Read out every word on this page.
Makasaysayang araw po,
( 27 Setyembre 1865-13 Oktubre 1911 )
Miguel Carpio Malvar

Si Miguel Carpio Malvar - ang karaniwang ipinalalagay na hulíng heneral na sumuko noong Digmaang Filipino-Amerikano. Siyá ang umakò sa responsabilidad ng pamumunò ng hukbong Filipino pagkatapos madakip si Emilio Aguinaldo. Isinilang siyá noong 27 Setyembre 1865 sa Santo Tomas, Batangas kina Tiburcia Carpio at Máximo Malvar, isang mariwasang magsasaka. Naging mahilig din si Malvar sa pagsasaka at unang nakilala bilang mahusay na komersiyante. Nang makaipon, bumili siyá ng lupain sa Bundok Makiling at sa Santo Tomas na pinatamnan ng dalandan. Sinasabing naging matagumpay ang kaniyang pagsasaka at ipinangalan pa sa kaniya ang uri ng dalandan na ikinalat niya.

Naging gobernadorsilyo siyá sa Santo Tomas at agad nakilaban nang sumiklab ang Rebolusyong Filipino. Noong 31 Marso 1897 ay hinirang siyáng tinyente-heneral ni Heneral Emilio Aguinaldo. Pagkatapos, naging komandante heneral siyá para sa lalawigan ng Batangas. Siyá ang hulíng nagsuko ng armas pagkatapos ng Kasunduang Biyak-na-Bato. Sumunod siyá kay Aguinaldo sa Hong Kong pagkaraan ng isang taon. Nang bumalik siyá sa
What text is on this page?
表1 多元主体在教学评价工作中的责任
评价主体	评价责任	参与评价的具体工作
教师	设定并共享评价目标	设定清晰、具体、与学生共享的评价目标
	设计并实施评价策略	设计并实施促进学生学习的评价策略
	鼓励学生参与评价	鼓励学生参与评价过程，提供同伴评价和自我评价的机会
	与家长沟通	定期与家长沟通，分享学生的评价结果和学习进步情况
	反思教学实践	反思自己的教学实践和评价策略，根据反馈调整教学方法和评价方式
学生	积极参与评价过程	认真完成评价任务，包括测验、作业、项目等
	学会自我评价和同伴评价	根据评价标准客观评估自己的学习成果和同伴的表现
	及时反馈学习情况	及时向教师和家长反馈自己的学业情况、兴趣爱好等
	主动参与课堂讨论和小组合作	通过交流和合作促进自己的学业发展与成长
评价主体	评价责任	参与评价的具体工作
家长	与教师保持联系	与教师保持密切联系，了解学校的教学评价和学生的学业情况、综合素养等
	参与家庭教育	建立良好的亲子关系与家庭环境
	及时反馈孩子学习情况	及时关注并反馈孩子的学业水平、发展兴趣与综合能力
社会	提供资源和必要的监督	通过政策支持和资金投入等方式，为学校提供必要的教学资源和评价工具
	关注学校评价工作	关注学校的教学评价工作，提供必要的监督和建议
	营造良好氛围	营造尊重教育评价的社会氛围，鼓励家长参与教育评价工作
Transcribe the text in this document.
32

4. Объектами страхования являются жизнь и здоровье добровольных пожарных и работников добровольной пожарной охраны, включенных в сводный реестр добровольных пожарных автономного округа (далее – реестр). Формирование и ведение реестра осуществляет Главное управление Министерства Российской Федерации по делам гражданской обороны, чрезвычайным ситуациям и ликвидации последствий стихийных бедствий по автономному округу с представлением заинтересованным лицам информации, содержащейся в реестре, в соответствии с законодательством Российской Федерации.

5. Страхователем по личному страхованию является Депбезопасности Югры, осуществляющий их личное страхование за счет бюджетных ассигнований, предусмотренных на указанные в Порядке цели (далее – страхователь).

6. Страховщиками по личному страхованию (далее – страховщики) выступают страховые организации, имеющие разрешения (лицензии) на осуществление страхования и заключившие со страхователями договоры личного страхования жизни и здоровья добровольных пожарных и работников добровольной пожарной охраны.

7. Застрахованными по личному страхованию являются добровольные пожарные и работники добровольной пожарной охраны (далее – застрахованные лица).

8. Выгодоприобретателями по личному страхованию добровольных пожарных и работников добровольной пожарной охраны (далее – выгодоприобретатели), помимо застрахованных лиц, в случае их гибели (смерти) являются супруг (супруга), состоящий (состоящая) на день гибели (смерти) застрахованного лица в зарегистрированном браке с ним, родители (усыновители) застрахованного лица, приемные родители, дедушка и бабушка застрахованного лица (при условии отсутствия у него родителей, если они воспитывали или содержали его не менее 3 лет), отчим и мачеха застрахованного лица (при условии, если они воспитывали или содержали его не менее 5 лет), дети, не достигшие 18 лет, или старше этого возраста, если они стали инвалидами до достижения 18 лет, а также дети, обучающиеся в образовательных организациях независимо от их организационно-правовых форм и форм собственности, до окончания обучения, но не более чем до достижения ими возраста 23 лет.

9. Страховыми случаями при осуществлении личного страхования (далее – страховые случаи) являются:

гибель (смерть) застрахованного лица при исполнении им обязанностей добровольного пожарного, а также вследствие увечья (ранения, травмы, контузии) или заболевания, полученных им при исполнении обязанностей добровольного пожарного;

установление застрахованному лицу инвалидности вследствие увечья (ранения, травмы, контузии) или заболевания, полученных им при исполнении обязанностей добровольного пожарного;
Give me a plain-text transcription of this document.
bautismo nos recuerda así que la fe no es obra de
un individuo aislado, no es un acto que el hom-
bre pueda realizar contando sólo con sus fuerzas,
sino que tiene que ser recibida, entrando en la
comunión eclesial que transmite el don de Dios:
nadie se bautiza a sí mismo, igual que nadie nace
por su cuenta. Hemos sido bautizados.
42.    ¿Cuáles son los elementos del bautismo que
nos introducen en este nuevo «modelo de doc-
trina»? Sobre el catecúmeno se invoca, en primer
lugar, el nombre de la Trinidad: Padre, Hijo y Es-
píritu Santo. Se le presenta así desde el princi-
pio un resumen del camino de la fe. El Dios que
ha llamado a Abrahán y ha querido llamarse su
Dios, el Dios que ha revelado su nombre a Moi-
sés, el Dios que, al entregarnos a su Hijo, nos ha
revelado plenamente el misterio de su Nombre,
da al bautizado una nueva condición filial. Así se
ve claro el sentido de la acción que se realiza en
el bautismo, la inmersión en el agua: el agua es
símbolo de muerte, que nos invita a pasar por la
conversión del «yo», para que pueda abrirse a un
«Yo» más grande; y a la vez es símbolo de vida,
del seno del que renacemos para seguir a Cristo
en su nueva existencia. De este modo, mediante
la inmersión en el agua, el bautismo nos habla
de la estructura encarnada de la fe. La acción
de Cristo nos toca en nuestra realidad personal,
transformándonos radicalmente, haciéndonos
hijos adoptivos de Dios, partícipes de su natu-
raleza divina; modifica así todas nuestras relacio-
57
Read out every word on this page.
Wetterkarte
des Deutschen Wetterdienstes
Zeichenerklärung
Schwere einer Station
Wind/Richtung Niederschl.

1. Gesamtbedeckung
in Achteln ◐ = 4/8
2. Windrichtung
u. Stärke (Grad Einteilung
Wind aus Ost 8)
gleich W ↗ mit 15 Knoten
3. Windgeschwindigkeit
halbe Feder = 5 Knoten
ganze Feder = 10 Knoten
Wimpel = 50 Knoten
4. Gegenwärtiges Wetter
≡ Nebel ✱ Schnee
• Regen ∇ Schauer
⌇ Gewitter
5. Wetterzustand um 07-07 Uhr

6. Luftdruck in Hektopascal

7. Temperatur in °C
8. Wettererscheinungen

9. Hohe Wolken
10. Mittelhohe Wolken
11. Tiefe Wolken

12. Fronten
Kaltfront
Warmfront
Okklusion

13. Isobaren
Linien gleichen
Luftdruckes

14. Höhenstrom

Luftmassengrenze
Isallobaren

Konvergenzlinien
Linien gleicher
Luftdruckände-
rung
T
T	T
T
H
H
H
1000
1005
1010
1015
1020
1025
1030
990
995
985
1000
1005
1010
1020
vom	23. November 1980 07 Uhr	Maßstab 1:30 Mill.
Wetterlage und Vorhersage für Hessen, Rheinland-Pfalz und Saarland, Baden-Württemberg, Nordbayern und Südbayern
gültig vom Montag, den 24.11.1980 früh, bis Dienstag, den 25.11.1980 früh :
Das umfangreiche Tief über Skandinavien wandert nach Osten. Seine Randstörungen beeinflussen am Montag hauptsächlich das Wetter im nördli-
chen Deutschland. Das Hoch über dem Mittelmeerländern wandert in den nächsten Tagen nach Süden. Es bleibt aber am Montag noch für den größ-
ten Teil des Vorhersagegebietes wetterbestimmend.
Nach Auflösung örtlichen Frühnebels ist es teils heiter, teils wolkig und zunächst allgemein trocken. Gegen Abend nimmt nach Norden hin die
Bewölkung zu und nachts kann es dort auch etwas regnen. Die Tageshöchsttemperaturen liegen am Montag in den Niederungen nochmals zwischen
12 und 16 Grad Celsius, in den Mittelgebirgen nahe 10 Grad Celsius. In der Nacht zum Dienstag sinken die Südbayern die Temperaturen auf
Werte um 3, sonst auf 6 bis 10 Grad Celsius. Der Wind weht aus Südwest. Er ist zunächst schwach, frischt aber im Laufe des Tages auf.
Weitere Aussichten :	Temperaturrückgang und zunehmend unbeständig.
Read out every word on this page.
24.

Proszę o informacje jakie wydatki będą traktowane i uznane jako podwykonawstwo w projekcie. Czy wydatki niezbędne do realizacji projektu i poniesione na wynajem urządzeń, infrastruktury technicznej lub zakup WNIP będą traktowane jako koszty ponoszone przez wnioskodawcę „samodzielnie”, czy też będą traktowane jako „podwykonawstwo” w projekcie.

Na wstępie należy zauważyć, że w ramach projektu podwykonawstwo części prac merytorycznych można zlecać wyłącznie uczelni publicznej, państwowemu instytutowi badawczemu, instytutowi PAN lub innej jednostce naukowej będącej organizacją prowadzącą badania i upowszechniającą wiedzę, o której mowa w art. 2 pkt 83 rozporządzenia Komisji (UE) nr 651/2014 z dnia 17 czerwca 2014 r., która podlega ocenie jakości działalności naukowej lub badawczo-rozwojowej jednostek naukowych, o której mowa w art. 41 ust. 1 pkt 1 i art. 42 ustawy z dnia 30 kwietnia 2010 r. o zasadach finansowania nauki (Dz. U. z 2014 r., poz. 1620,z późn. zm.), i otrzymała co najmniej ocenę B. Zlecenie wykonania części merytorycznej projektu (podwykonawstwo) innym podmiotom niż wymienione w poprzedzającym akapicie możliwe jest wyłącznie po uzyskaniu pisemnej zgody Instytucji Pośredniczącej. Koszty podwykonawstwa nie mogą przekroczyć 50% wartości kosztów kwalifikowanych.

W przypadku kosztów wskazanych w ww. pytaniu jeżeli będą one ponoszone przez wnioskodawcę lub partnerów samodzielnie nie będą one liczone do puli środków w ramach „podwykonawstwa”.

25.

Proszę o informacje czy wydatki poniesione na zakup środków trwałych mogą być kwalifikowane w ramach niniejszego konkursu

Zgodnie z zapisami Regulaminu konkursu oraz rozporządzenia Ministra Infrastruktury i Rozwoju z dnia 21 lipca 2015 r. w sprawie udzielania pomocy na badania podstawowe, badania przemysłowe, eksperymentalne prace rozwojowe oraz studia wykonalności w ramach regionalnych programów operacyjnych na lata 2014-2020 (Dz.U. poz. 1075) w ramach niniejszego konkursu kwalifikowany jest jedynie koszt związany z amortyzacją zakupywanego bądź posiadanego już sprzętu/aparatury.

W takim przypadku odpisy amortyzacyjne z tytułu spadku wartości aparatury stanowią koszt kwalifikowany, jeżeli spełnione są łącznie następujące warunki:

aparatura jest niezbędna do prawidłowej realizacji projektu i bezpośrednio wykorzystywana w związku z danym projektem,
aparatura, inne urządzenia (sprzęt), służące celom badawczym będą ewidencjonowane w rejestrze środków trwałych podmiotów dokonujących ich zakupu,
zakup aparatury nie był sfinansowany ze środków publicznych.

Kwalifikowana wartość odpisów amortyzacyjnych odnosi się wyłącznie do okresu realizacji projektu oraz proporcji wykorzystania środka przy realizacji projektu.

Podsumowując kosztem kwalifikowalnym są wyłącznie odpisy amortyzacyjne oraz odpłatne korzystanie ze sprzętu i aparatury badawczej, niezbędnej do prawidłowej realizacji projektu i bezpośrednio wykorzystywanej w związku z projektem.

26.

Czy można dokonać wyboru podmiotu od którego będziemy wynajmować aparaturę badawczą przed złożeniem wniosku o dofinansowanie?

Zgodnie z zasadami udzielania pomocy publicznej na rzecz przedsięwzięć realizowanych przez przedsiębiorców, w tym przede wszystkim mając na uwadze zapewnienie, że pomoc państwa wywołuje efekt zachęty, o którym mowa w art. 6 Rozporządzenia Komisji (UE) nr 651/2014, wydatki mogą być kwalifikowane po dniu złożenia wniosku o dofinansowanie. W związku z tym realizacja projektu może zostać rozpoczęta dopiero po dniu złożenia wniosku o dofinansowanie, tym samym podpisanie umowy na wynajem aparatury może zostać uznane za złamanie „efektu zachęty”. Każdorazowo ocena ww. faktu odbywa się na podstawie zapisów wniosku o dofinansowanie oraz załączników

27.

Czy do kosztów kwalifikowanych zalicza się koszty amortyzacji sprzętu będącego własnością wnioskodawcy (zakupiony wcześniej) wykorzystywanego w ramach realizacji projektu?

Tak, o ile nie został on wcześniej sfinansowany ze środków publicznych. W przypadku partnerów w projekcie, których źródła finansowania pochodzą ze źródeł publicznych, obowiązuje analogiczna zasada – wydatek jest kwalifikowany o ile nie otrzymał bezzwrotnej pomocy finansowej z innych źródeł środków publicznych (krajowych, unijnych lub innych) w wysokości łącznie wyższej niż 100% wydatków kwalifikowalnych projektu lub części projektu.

+===+

__WORK TO COMPLETE__: Provide the number of lines in the entries that include "добровольного", and no other text.

__PROBLEM SOLUTION__: 2